**Records to use**
※

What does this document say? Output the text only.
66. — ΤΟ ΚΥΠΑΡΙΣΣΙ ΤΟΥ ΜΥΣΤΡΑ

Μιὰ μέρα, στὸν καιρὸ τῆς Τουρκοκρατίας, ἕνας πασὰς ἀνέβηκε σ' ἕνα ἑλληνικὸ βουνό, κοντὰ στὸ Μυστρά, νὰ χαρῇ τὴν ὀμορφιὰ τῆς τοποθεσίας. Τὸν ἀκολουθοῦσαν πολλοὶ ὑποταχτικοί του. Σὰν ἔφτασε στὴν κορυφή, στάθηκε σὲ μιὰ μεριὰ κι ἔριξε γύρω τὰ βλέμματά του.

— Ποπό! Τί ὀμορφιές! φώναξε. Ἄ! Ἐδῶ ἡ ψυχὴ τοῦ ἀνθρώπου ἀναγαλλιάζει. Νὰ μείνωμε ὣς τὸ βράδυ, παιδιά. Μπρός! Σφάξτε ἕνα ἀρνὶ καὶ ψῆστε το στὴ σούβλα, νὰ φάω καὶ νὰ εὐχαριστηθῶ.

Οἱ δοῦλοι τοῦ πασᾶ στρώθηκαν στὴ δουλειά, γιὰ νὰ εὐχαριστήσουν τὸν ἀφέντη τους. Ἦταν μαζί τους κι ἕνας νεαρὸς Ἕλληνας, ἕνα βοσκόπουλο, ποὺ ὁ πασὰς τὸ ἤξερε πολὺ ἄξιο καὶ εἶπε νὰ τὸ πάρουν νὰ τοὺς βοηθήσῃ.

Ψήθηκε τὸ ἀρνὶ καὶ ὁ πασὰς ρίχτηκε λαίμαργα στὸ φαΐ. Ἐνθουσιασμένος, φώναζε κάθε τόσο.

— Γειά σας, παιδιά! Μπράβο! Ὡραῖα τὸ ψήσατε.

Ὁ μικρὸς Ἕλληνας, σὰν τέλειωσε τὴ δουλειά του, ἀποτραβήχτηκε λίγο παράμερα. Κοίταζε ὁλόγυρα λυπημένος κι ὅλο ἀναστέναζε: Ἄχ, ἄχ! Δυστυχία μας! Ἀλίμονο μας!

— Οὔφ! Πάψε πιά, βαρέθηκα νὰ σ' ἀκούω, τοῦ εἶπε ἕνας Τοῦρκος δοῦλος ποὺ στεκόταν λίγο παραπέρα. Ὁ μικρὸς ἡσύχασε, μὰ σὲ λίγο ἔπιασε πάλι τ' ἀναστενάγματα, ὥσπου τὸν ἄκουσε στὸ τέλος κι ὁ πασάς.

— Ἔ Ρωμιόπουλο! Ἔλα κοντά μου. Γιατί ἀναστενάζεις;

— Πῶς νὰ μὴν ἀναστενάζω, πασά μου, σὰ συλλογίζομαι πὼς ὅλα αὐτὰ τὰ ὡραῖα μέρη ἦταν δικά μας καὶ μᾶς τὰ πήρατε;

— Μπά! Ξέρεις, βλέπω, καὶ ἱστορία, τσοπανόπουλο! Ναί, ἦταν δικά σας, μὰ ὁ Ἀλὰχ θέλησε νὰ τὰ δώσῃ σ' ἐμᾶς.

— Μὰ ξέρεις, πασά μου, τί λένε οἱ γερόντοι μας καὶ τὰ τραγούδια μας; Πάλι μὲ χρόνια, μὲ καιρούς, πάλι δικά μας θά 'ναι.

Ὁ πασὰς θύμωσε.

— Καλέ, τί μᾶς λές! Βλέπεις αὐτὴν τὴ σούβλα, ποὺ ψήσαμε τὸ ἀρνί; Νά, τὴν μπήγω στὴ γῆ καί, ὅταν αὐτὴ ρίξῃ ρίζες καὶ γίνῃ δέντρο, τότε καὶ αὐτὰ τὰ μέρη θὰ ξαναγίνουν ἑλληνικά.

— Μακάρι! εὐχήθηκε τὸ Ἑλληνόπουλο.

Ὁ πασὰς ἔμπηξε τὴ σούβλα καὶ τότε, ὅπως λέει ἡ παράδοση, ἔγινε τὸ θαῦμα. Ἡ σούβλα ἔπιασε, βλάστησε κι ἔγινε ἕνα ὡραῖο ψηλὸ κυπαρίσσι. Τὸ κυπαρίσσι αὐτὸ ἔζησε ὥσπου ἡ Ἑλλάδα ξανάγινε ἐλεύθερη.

※

**What needs to be done**
Pull out each line of the entries that contains "ὥσπου".

**Written response**
— Οὔφ! Πάψε πιά, βαρέθηκα νὰ σ' ἀκούω, τοῦ εἶπε ἕνας Τοῦρκος δοῦλος ποὺ στεκόταν λίγο παραπέρα. Ὁ μικρὸς ἡσύχασε, μὰ σὲ λίγο ἔπιασε πάλι τ' ἀναστενάγματα, ὥσπου τὸν ἄκουσε στὸ τέλος κι ὁ πασάς.
Ὁ πασὰς ἔμπηξε τὴ σούβλα καὶ τότε, ὅπως λέει ἡ παράδοση, ἔγινε τὸ θαῦμα. Ἡ σούβλα ἔπιασε, βλάστησε κι ἔγινε ἕνα ὡραῖο ψηλὸ κυπαρίσσι. Τὸ κυπαρίσσι αὐτὸ ἔζησε ὥσπου ἡ Ἑλλάδα ξανάγινε ἐλεύθερη.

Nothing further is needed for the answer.